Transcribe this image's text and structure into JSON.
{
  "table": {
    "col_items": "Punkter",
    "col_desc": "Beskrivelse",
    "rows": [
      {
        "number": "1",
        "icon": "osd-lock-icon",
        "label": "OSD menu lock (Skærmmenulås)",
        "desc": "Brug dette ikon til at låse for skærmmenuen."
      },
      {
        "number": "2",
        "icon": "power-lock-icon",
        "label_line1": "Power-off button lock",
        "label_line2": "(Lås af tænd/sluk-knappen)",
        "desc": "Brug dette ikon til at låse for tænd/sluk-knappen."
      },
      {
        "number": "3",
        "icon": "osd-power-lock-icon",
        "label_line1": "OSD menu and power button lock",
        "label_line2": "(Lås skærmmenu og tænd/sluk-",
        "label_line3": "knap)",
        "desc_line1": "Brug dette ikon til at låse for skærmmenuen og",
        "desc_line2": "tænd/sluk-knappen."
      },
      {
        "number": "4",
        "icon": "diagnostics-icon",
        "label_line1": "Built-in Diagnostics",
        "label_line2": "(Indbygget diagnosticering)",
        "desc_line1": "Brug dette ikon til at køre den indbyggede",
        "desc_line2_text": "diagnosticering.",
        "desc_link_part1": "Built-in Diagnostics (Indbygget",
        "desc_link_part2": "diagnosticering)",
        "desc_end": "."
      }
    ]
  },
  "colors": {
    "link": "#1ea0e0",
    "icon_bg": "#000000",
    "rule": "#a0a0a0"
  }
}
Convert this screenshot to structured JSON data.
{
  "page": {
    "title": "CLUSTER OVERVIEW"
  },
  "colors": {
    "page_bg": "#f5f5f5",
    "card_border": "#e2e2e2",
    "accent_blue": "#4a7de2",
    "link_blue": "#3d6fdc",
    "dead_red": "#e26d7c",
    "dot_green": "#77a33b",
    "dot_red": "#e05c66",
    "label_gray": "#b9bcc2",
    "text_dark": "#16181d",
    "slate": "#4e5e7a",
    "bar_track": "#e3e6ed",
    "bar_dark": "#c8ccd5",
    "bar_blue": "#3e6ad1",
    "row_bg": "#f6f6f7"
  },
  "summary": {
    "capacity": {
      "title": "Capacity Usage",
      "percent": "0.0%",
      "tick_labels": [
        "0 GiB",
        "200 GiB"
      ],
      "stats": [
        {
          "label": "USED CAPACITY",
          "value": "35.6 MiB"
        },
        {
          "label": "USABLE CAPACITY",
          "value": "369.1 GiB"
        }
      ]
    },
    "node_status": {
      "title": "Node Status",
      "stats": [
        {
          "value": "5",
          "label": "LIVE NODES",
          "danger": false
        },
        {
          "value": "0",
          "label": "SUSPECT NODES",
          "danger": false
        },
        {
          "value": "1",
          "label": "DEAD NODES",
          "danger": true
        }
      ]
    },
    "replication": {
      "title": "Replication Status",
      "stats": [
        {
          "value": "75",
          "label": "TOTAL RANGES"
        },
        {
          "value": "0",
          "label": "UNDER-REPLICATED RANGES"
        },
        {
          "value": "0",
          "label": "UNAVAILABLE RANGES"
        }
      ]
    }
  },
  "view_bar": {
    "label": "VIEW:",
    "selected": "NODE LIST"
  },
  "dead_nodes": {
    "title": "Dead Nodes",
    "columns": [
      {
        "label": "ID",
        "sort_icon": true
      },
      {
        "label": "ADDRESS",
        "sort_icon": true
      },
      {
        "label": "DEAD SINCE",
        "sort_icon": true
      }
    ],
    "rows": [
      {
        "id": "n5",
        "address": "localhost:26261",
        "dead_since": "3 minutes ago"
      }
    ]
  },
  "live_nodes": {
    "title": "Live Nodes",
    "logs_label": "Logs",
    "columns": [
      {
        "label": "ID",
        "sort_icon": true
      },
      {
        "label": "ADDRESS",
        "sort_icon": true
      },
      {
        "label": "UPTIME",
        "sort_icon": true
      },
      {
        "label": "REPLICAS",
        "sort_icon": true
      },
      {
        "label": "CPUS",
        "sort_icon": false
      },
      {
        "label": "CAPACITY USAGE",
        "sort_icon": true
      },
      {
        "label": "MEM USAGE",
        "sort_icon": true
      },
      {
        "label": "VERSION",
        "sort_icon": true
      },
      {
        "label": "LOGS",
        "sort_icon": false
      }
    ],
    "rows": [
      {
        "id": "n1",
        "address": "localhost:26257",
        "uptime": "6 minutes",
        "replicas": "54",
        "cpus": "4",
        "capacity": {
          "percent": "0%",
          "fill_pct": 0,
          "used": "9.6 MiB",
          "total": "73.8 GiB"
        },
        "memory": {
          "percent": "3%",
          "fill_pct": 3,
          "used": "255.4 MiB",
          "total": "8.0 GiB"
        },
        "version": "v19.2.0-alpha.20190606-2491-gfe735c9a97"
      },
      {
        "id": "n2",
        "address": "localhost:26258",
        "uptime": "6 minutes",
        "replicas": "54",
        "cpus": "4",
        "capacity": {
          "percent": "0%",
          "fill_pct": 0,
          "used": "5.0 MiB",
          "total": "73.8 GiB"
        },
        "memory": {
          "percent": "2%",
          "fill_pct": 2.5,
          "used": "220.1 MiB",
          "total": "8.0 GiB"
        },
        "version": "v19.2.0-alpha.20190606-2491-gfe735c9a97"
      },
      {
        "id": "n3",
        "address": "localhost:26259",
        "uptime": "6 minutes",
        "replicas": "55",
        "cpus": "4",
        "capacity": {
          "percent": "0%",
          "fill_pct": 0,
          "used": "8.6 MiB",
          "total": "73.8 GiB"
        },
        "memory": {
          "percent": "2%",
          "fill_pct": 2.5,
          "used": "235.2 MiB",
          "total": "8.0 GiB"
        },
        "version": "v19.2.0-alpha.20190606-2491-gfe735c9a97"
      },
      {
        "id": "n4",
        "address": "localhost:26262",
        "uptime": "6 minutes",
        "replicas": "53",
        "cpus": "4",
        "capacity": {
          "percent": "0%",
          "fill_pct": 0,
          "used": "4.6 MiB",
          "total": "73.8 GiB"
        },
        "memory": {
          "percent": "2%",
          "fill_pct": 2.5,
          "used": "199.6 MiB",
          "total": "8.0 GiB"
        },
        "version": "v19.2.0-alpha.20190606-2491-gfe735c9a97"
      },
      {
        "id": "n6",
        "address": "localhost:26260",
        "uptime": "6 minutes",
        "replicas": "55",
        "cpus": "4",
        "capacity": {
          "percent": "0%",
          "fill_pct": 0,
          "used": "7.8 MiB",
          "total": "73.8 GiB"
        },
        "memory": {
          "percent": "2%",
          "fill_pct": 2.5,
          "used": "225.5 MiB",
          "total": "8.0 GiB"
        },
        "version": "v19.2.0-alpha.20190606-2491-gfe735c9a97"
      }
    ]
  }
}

= Task directions =
Show the lines where the word "diagnosticering" appears in the entries.

= Written response =
        "label_line2": "(Indbygget diagnosticering)",
        "desc_line2_text": "diagnosticering.",
        "desc_link_part2": "diagnosticering)",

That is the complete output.